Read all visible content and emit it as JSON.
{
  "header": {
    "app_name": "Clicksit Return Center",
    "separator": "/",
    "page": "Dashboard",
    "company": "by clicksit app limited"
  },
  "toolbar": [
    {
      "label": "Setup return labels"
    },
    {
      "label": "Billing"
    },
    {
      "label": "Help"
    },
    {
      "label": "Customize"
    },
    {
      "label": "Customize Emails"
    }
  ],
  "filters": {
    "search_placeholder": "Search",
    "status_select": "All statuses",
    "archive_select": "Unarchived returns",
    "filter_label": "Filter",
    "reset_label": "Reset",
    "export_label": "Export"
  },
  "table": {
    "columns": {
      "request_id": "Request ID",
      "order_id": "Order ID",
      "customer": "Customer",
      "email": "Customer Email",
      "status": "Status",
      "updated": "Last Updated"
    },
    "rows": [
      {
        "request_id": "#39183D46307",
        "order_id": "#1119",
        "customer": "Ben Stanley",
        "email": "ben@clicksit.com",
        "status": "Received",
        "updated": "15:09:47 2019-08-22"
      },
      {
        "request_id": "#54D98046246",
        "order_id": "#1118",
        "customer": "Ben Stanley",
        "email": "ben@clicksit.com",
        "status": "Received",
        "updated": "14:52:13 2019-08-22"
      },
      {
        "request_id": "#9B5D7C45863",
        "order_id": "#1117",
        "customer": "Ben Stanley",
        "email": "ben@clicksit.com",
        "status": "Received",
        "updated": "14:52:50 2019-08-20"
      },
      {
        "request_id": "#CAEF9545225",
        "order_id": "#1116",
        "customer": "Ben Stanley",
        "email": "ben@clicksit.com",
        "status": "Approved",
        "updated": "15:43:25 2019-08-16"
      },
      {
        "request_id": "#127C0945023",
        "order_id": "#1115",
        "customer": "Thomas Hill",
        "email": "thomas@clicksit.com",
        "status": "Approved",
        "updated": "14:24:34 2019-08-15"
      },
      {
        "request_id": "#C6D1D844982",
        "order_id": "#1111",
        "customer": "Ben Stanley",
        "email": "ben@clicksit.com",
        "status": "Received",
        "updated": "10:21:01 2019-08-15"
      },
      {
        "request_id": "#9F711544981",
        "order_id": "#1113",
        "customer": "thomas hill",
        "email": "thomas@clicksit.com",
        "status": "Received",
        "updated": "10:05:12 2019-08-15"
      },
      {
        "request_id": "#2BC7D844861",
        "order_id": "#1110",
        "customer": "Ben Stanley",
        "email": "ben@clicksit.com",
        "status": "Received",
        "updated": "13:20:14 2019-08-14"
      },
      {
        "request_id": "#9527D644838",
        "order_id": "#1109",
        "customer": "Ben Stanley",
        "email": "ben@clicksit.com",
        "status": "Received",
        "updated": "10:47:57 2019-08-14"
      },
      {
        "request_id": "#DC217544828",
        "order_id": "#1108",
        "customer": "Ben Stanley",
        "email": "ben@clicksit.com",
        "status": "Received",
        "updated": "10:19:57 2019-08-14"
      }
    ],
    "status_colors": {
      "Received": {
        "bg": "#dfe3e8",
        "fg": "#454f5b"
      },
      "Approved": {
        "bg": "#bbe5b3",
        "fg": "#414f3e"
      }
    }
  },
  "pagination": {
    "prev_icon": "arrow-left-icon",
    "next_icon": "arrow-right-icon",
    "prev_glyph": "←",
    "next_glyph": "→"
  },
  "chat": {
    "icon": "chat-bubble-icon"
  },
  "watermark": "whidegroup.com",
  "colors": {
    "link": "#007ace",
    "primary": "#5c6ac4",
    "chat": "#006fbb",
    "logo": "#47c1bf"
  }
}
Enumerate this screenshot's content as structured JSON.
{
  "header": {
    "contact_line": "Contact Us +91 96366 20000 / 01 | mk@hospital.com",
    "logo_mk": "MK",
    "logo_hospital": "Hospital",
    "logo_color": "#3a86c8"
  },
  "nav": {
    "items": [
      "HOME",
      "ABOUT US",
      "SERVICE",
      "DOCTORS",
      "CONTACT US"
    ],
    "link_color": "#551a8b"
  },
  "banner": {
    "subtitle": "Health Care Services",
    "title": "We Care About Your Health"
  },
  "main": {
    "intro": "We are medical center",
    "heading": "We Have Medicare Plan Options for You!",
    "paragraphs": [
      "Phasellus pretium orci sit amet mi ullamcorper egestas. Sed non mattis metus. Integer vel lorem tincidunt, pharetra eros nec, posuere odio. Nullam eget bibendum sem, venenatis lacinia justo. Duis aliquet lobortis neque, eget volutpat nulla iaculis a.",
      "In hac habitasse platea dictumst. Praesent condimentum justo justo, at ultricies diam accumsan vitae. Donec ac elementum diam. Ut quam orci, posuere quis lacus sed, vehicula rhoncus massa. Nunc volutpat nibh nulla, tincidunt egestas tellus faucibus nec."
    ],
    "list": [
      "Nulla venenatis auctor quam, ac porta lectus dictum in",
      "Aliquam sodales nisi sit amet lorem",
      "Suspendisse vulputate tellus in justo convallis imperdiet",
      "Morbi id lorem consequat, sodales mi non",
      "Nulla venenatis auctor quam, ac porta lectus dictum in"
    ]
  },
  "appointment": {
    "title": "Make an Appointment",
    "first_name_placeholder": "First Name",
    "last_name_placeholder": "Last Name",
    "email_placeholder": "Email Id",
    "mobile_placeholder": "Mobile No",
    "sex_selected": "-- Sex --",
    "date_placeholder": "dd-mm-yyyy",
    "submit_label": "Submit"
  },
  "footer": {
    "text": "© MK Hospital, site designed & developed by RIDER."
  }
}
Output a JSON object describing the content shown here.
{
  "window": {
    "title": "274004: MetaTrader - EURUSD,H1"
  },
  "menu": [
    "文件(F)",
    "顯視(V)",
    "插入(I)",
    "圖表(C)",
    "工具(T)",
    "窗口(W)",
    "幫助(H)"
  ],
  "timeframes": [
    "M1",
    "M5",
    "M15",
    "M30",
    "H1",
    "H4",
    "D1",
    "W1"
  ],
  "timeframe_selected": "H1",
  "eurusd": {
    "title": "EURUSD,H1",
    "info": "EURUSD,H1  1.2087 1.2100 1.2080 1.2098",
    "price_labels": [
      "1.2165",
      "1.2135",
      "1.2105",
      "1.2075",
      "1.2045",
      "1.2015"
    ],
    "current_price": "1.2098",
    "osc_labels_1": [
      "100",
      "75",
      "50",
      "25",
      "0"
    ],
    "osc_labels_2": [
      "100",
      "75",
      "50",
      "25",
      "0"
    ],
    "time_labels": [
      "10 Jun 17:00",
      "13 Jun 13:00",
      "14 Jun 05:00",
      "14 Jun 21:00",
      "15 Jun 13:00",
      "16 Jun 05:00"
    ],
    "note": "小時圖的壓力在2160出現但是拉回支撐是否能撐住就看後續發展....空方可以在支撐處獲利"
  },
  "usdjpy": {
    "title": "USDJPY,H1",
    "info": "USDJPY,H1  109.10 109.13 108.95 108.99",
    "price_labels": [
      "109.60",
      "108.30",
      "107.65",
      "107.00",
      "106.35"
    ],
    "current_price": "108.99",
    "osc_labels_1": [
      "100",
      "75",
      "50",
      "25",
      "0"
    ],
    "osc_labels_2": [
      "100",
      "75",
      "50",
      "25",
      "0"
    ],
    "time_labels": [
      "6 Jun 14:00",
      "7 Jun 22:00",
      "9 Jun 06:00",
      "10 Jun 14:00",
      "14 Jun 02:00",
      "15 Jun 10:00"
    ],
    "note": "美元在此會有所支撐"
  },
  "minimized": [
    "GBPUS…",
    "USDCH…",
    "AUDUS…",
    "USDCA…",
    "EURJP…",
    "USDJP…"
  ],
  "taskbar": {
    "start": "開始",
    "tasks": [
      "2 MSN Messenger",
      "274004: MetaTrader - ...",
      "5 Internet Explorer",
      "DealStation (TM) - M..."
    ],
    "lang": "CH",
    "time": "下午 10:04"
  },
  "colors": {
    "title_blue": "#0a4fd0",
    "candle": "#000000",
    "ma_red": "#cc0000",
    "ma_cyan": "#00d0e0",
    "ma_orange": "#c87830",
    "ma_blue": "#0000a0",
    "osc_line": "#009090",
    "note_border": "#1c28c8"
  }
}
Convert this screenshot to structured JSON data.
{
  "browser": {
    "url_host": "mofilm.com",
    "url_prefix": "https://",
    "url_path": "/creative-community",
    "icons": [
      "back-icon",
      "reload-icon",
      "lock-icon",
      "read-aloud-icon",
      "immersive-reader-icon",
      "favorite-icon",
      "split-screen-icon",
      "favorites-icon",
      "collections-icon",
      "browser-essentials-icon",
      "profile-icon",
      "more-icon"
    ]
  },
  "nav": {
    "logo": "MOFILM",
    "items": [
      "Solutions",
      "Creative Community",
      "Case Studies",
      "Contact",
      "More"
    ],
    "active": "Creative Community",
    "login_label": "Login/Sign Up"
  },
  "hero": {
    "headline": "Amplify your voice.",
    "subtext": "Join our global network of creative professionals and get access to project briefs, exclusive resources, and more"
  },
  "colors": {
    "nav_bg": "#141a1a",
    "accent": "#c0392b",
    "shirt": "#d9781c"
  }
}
▬▬▬
Take the lines above from the one holding "Convert this screenshot" to the last and output them exactly.

Convert this screenshot to structured JSON data.
{
  "browser": {
    "url_host": "mofilm.com",
    "url_prefix": "https://",
    "url_path": "/creative-community",
    "icons": [
      "back-icon",
      "reload-icon",
      "lock-icon",
      "read-aloud-icon",
      "immersive-reader-icon",
      "favorite-icon",
      "split-screen-icon",
      "favorites-icon",
      "collections-icon",
      "browser-essentials-icon",
      "profile-icon",
      "more-icon"
    ]
  },
  "nav": {
    "logo": "MOFILM",
    "items": [
      "Solutions",
      "Creative Community",
      "Case Studies",
      "Contact",
      "More"
    ],
    "active": "Creative Community",
    "login_label": "Login/Sign Up"
  },
  "hero": {
    "headline": "Amplify your voice.",
    "subtext": "Join our global network of creative professionals and get access to project briefs, exclusive resources, and more"
  },
  "colors": {
    "nav_bg": "#141a1a",
    "accent": "#c0392b",
    "shirt": "#d9781c"
  }
}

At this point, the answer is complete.